Begin AVAILABLE DATA
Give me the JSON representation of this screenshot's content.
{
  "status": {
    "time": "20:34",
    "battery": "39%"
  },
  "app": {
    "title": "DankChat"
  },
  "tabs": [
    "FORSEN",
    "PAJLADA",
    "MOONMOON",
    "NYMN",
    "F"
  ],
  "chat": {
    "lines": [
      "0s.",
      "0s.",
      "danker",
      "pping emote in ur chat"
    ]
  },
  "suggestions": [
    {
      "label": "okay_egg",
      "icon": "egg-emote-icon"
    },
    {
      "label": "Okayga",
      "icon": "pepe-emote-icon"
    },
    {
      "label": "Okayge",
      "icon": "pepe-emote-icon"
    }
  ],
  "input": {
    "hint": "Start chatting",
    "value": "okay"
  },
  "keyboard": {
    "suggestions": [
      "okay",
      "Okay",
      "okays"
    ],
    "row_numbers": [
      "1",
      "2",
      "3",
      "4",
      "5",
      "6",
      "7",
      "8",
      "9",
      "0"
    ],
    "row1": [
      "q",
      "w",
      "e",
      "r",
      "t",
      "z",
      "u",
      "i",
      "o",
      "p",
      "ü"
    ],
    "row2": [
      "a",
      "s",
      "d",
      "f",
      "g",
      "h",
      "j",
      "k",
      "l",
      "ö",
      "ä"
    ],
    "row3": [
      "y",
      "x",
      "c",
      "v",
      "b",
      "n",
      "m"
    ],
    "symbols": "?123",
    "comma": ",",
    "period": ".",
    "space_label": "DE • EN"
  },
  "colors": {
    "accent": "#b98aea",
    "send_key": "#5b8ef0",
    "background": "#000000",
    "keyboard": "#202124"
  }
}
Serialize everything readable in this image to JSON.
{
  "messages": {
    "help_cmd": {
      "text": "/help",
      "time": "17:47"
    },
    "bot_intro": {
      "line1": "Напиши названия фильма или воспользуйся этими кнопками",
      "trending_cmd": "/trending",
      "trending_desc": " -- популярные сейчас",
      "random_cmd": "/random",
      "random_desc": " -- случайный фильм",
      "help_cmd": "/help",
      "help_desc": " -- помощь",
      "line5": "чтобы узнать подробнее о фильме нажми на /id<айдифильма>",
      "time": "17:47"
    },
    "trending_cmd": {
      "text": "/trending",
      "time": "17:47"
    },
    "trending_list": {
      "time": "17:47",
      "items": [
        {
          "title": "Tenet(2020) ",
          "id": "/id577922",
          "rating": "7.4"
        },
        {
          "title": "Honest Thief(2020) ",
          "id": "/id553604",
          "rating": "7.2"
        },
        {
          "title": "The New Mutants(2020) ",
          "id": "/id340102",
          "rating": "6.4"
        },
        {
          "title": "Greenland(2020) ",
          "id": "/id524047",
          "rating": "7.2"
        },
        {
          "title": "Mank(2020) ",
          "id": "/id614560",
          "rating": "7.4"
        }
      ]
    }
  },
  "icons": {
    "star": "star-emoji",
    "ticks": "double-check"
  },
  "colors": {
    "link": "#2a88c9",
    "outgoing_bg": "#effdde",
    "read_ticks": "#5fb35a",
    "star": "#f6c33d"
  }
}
End AVAILABLE DATA
• **EXERCISE DESCRIPTION**
Gather each line holding the string "this".

• **WRITTEN SOLUTION**
Give me the JSON representation of this screenshot's content.
Serialize everything readable in this image to JSON.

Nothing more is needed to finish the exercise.